EXERCISE DESCRIPTION>
The records below are split into lines. How many of those lines contain the string "process"? Reply with the number only.

PROVIDED RECORDS>
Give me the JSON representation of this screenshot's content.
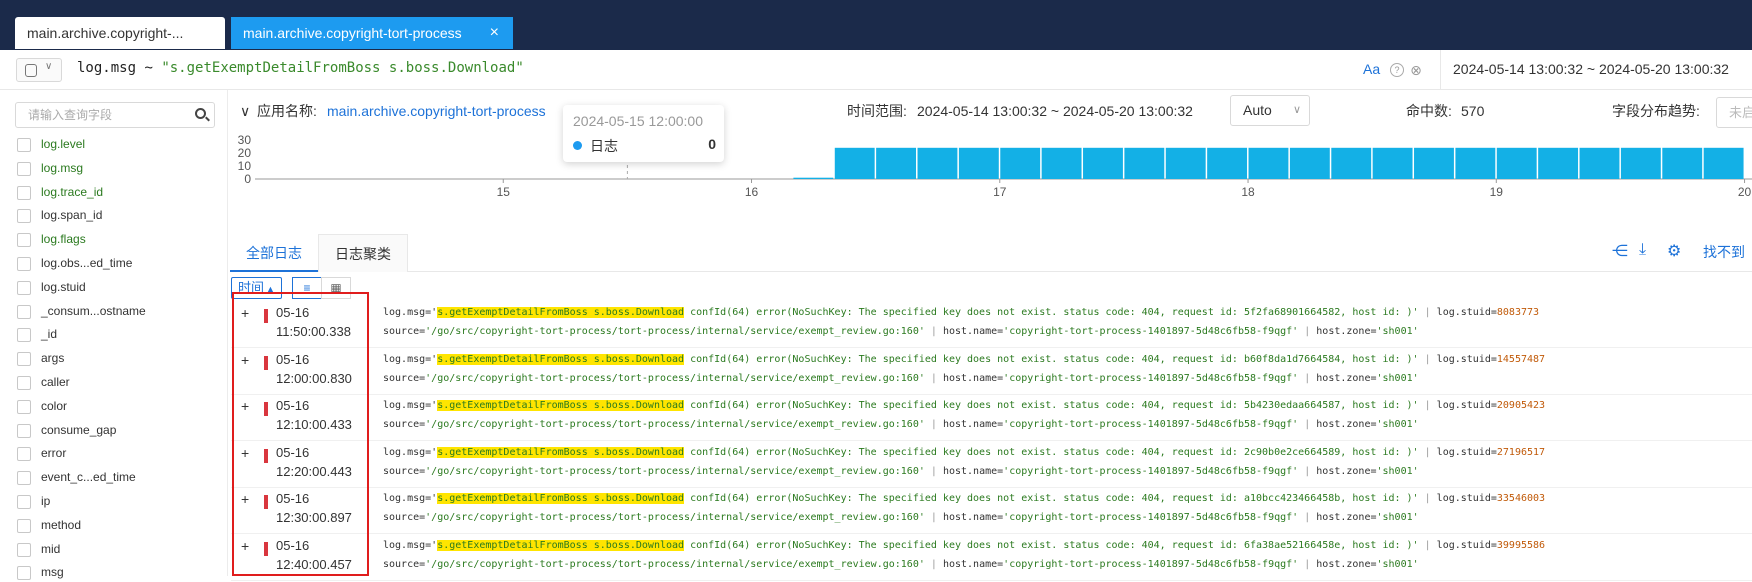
{
  "tabs": [
    {
      "label": "main.archive.copyright-...",
      "active": false
    },
    {
      "label": "main.archive.copyright-tort-process",
      "active": true
    }
  ],
  "close_glyph": "×",
  "query": {
    "field": "log.msg",
    "op": "~",
    "value": "\"s.getExemptDetailFromBoss s.boss.Download\""
  },
  "search_opts": {
    "case": "Aa",
    "help": "?",
    "clear": "⊗"
  },
  "date_range": "2024-05-14 13:00:32 ~ 2024-05-20 13:00:32",
  "field_search_placeholder": "请输入查询字段",
  "fields": [
    {
      "name": "log.level",
      "selected": true
    },
    {
      "name": "log.msg",
      "selected": true
    },
    {
      "name": "log.trace_id",
      "selected": true
    },
    {
      "name": "log.span_id",
      "selected": false
    },
    {
      "name": "log.flags",
      "selected": true
    },
    {
      "name": "log.obs...ed_time",
      "selected": false
    },
    {
      "name": "log.stuid",
      "selected": false
    },
    {
      "name": "_consum...ostname",
      "selected": false
    },
    {
      "name": "_id",
      "selected": false
    },
    {
      "name": "args",
      "selected": false
    },
    {
      "name": "caller",
      "selected": false
    },
    {
      "name": "color",
      "selected": false
    },
    {
      "name": "consume_gap",
      "selected": false
    },
    {
      "name": "error",
      "selected": false
    },
    {
      "name": "event_c...ed_time",
      "selected": false
    },
    {
      "name": "ip",
      "selected": false
    },
    {
      "name": "method",
      "selected": false
    },
    {
      "name": "mid",
      "selected": false
    },
    {
      "name": "msg",
      "selected": false
    }
  ],
  "histogram": {
    "app_label": "应用名称:",
    "app_name": "main.archive.copyright-tort-process",
    "time_range_label": "时间范围:",
    "time_range": "2024-05-14 13:00:32 ~ 2024-05-20 13:00:32",
    "interval": "Auto",
    "hits_label": "命中数:",
    "hits": "570",
    "trend_label": "字段分布趋势:",
    "trend_value": "未启"
  },
  "chart_data": {
    "type": "bar",
    "yticks": [
      "30",
      "20",
      "10",
      "0"
    ],
    "ylim": [
      0,
      30
    ],
    "xticks": [
      "15",
      "16",
      "17",
      "18",
      "19",
      "20"
    ],
    "xlim": [
      14.0,
      20.03
    ],
    "bin_days": 0.1667,
    "series": [
      {
        "name": "日志",
        "color": "#13b0e6"
      }
    ],
    "bins": [
      {
        "x": 16.25,
        "y": 1
      },
      {
        "x": 16.4167,
        "y": 24
      },
      {
        "x": 16.5833,
        "y": 24
      },
      {
        "x": 16.75,
        "y": 24
      },
      {
        "x": 16.9167,
        "y": 24
      },
      {
        "x": 17.0833,
        "y": 24
      },
      {
        "x": 17.25,
        "y": 24
      },
      {
        "x": 17.4167,
        "y": 24
      },
      {
        "x": 17.5833,
        "y": 24
      },
      {
        "x": 17.75,
        "y": 24
      },
      {
        "x": 17.9167,
        "y": 24
      },
      {
        "x": 18.0833,
        "y": 24
      },
      {
        "x": 18.25,
        "y": 24
      },
      {
        "x": 18.4167,
        "y": 24
      },
      {
        "x": 18.5833,
        "y": 24
      },
      {
        "x": 18.75,
        "y": 24
      },
      {
        "x": 18.9167,
        "y": 24
      },
      {
        "x": 19.0833,
        "y": 24
      },
      {
        "x": 19.25,
        "y": 24
      },
      {
        "x": 19.4167,
        "y": 24
      },
      {
        "x": 19.5833,
        "y": 24
      },
      {
        "x": 19.75,
        "y": 24
      },
      {
        "x": 19.9167,
        "y": 24
      }
    ],
    "hover_x": 15.5
  },
  "tooltip": {
    "title": "2024-05-15 12:00:00",
    "series": "日志",
    "value": "0"
  },
  "log_tabs": [
    "全部日志",
    "日志聚类"
  ],
  "not_found": "找不到",
  "sort_label": "时间",
  "view_toggle": {
    "list": "≡",
    "table": "▦"
  },
  "logs": [
    {
      "date": "05-16",
      "time": "11:50:00.338",
      "rid": "5f2fa68901664582",
      "stuid": "8083773"
    },
    {
      "date": "05-16",
      "time": "12:00:00.830",
      "rid": "b60f8da1d7664584",
      "stuid": "14557487"
    },
    {
      "date": "05-16",
      "time": "12:10:00.433",
      "rid": "5b4230edaa664587",
      "stuid": "20905423"
    },
    {
      "date": "05-16",
      "time": "12:20:00.443",
      "rid": "2c90b0e2ce664589",
      "stuid": "27196517"
    },
    {
      "date": "05-16",
      "time": "12:30:00.897",
      "rid": "a10bcc423466458b",
      "stuid": "33546003"
    },
    {
      "date": "05-16",
      "time": "12:40:00.457",
      "rid": "6fa38ae52166458e",
      "stuid": "39995586"
    }
  ],
  "log_tpl": {
    "msg_key": "log.msg=",
    "msg_hl": "s.getExemptDetailFromBoss s.boss.Download",
    "msg_mid": " confId(64) error(NoSuchKey: The specified key does not exist. status code: 404, request id: ",
    "msg_tail": ", host id: )'",
    "stuid_key": "log.stuid=",
    "source_key": "source=",
    "source_val": "'/go/src/copyright-tort-process/tort-process/internal/service/exempt_review.go:160'",
    "host_key": "host.name=",
    "host_val": "'copyright-tort-process-1401897-5d48c6fb58-f9qgf'",
    "zone_key": "host.zone=",
    "zone_val": "'sh001'",
    "pipe": "|",
    "plus": "+"
  }
}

TASK OUTPUT>
4